● The exercise: Copy each line of the records that holds the string "obvious".

** START OF Provided records **

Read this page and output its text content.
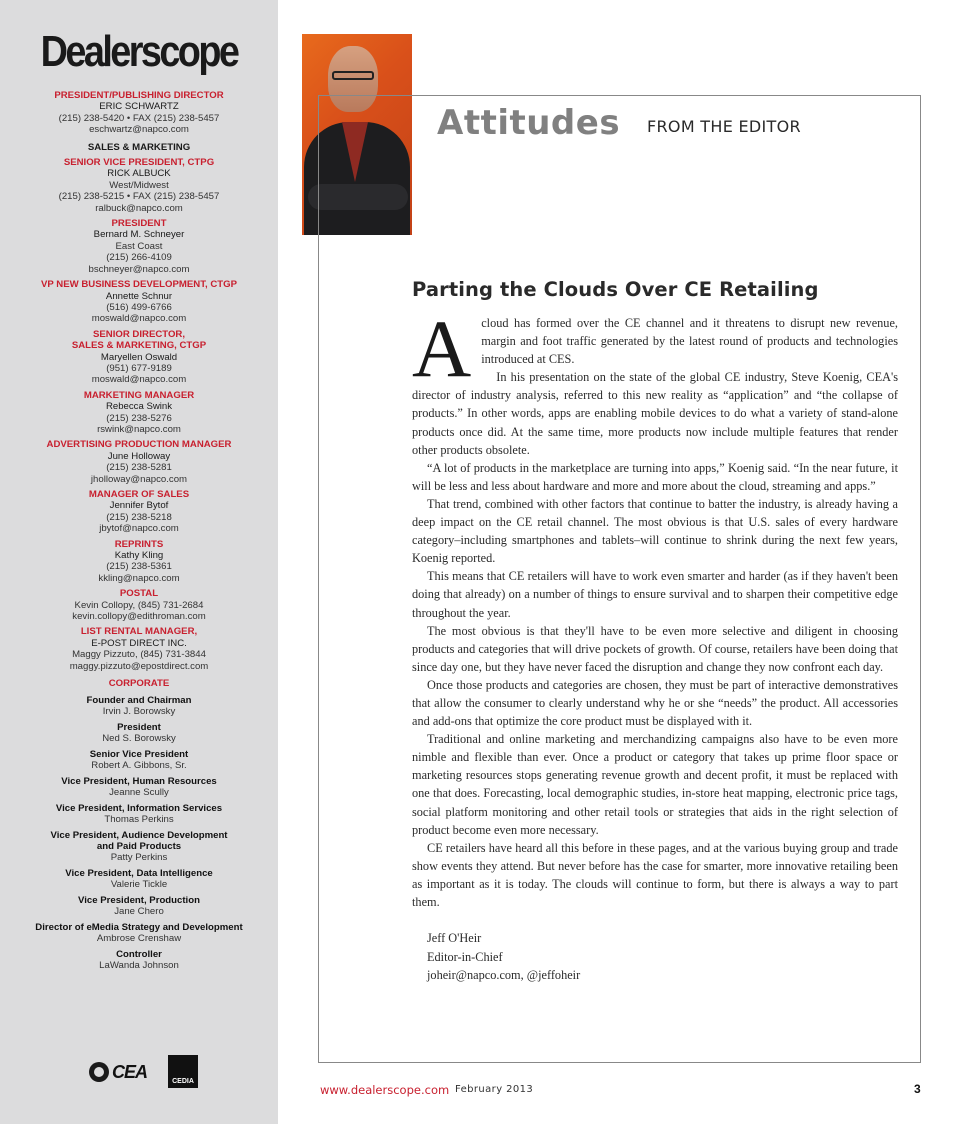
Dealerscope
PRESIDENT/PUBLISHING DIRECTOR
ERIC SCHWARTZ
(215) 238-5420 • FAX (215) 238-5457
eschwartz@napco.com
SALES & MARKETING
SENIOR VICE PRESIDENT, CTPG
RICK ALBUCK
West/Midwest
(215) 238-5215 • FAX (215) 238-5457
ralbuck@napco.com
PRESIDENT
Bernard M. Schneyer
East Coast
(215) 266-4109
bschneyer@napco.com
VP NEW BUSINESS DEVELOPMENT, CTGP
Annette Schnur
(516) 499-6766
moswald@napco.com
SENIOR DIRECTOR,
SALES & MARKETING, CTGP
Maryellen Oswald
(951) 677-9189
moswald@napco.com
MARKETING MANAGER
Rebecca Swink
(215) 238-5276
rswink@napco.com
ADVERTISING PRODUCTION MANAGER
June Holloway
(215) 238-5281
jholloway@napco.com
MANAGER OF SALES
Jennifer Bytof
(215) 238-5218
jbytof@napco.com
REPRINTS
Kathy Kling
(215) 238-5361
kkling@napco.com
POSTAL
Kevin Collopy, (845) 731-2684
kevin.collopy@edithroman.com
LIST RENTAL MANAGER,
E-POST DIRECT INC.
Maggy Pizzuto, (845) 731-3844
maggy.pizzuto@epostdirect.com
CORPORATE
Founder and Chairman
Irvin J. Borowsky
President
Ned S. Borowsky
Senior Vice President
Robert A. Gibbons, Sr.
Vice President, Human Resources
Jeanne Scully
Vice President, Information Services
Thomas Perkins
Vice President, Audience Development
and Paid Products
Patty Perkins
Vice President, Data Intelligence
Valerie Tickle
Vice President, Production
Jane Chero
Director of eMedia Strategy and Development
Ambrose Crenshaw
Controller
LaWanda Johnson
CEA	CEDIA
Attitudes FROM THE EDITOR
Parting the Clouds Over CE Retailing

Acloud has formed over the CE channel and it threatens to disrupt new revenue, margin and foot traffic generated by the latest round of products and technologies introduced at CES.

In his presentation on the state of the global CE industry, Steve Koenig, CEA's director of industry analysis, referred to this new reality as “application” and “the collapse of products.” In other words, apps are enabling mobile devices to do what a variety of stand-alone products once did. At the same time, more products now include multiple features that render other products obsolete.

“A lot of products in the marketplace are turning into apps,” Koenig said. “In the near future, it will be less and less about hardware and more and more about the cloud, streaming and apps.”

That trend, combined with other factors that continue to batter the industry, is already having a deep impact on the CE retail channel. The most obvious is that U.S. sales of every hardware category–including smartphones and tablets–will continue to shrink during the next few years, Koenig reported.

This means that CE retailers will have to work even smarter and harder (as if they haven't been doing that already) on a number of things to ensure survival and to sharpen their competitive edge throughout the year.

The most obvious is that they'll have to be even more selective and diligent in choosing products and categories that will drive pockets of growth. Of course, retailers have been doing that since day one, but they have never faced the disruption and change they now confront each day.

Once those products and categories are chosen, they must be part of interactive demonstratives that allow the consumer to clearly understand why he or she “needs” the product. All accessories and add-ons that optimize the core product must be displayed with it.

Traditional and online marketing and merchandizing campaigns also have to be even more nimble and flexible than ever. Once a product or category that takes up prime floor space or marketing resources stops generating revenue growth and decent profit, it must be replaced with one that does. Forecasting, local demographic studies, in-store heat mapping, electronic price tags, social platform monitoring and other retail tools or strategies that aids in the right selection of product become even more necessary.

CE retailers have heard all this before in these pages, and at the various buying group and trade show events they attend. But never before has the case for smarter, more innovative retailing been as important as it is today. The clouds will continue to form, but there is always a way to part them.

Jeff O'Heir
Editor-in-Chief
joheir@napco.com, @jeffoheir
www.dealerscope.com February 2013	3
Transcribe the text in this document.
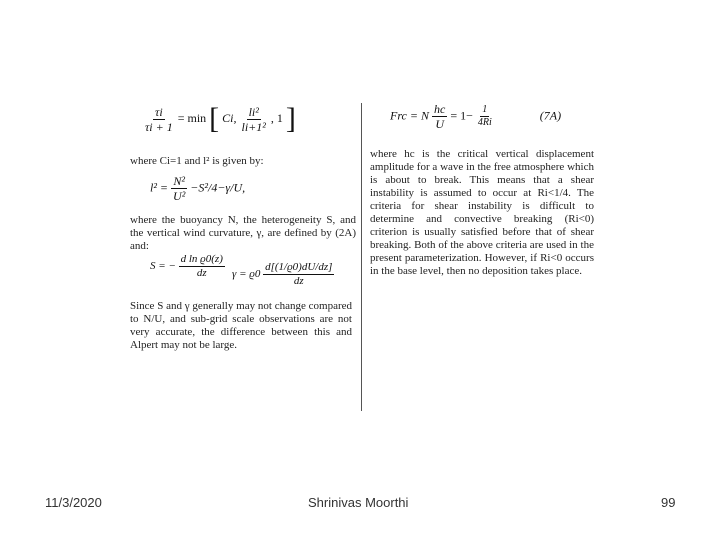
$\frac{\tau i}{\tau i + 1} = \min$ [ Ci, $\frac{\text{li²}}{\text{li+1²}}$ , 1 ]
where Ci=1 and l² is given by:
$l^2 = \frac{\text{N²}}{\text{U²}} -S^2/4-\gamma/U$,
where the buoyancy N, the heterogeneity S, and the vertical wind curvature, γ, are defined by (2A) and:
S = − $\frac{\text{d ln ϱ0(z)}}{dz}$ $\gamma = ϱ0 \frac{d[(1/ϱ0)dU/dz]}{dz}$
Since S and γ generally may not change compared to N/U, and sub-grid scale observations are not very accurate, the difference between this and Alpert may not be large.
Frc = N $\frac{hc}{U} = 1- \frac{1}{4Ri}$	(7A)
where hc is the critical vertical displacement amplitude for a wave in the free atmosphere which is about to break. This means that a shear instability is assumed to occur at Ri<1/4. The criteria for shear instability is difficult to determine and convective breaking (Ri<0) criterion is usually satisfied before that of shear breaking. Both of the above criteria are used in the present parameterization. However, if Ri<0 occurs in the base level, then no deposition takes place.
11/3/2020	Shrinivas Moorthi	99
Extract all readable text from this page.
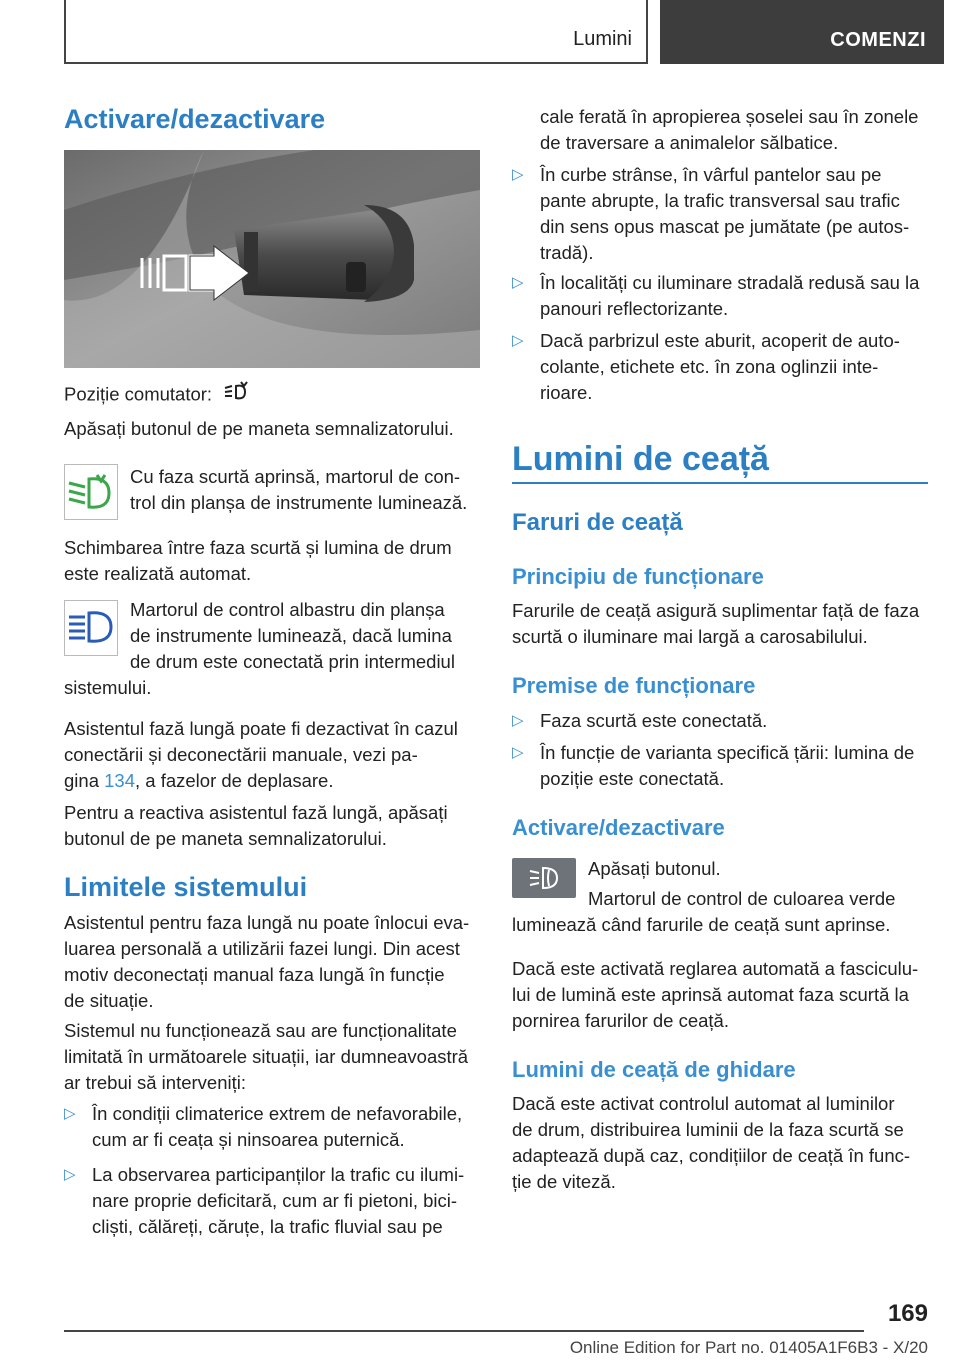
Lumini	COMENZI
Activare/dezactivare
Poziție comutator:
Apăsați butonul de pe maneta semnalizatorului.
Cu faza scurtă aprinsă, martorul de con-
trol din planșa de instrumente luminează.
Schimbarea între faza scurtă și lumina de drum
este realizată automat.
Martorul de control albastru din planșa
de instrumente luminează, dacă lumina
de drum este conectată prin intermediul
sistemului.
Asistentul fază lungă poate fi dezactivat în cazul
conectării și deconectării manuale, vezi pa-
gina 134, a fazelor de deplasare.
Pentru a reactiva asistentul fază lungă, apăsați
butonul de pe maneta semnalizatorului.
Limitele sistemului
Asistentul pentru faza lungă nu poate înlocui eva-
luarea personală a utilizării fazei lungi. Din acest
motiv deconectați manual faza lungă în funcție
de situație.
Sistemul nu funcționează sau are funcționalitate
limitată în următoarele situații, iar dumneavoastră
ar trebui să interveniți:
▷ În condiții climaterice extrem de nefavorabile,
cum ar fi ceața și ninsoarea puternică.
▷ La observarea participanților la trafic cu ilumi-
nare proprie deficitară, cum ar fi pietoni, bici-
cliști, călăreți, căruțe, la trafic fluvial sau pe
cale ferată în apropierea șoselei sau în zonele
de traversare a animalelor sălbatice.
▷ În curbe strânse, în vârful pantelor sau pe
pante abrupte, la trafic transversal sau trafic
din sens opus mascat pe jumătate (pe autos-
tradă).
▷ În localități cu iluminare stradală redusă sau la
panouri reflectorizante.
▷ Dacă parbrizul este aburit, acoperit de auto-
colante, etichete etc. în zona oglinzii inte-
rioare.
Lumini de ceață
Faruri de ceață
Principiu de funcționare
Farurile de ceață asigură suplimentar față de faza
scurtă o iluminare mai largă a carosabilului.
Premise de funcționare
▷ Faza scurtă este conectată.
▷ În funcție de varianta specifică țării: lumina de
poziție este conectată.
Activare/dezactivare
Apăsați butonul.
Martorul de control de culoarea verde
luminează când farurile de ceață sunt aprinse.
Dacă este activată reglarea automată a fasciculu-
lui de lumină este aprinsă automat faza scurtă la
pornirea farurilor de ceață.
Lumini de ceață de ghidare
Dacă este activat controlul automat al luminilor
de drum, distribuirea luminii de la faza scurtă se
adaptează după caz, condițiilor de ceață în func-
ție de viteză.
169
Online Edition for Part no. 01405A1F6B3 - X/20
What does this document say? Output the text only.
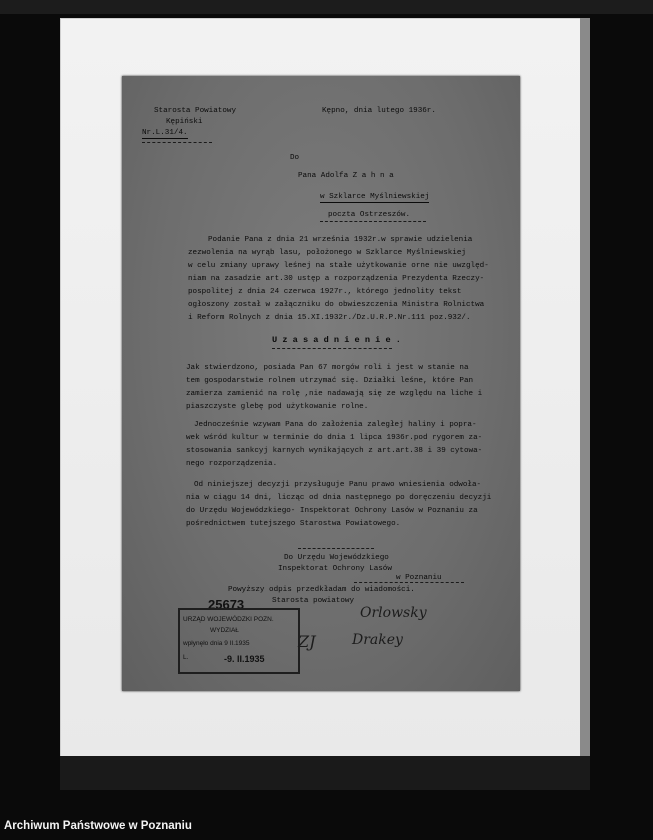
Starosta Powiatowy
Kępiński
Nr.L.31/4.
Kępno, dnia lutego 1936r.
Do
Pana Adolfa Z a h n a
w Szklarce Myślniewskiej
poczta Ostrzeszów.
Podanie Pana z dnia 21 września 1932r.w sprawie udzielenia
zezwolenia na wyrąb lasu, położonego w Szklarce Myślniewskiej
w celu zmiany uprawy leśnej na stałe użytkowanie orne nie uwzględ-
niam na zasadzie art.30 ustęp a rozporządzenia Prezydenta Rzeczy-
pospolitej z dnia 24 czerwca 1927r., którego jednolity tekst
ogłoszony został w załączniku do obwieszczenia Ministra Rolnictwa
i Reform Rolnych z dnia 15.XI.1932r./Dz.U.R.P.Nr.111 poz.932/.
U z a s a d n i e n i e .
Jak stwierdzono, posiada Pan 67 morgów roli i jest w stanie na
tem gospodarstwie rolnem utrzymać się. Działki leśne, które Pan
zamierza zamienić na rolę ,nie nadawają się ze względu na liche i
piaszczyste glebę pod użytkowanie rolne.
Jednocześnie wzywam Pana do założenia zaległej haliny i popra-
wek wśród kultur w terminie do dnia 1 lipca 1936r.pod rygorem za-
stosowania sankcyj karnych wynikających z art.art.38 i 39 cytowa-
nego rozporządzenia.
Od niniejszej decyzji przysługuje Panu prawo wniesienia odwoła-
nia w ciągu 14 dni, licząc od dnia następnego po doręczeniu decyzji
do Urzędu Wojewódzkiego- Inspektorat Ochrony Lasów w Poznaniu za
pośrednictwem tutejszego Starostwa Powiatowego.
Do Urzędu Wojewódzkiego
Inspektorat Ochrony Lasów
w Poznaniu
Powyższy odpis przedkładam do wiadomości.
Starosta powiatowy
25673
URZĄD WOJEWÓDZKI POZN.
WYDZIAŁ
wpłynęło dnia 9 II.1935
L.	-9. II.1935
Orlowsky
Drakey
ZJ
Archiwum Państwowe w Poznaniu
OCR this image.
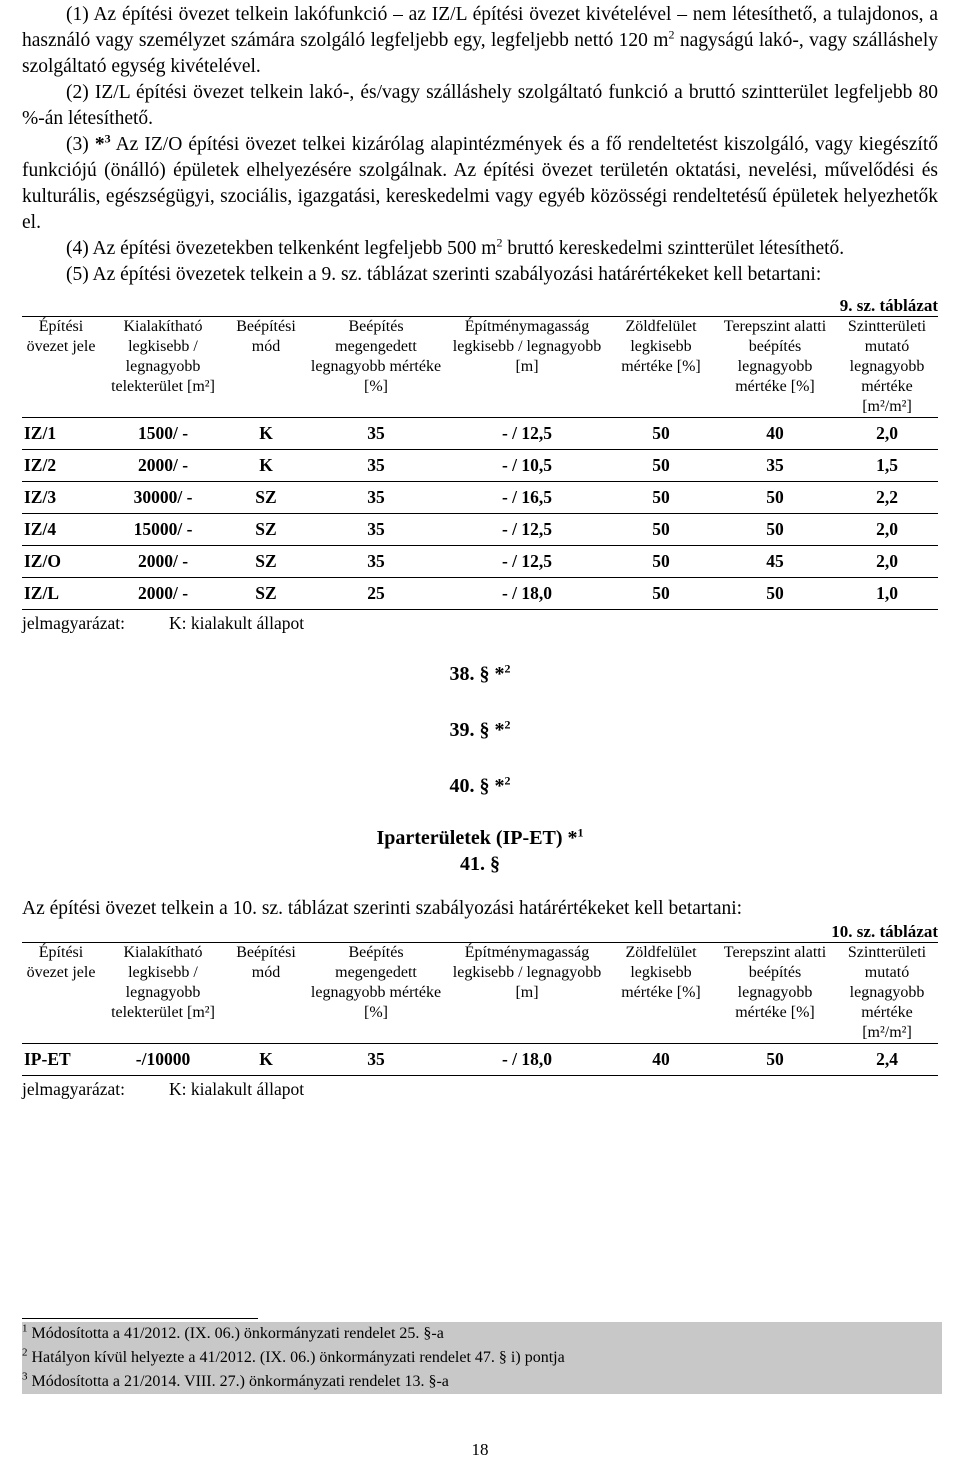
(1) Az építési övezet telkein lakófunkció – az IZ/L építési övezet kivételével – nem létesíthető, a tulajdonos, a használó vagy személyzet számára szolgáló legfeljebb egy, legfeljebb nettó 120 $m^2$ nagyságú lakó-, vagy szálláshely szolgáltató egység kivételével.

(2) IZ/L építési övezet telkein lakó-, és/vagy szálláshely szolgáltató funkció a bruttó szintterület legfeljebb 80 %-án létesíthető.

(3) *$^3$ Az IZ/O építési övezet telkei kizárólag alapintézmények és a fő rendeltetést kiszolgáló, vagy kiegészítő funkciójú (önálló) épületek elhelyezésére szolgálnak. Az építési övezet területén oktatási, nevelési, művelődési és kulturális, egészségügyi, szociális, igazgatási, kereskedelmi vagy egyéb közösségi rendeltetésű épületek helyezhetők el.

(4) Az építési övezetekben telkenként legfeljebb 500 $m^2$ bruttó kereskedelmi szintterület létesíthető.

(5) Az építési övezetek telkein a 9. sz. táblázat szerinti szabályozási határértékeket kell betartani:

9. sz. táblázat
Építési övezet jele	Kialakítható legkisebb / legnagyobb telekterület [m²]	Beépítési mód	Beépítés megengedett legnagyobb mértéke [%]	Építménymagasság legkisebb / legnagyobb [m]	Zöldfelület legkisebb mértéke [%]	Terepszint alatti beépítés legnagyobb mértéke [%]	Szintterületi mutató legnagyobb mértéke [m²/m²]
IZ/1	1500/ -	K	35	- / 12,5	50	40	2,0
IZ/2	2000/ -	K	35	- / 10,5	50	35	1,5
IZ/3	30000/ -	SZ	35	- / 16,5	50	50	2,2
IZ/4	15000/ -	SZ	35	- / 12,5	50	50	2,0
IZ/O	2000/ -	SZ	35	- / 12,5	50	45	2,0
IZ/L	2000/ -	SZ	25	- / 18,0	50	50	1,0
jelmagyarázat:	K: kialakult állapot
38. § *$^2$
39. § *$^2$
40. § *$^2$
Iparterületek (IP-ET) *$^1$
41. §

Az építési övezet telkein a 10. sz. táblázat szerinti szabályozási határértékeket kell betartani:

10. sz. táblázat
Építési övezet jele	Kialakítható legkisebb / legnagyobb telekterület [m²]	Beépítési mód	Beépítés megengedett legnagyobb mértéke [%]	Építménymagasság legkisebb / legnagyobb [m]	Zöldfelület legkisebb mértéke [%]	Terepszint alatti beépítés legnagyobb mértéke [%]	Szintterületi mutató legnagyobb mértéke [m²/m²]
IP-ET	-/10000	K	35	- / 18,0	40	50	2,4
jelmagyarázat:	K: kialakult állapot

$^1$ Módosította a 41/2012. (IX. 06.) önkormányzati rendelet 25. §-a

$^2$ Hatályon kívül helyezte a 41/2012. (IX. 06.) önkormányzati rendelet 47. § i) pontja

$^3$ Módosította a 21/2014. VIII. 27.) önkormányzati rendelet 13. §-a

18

** END OF Provided records **

● Written reply:
That trend, combined with other factors that continue to batter the industry, is already having a deep impact on the CE retail channel. The most obvious is that U.S. sales of every hardware category–including smartphones and tablets–will continue to shrink during the next few years, Koenig reported.
The most obvious is that they'll have to be even more selective and diligent in choosing products and categories that will drive pockets of growth. Of course, retailers have been doing that since day one, but they have never faced the disruption and change they now confront each day.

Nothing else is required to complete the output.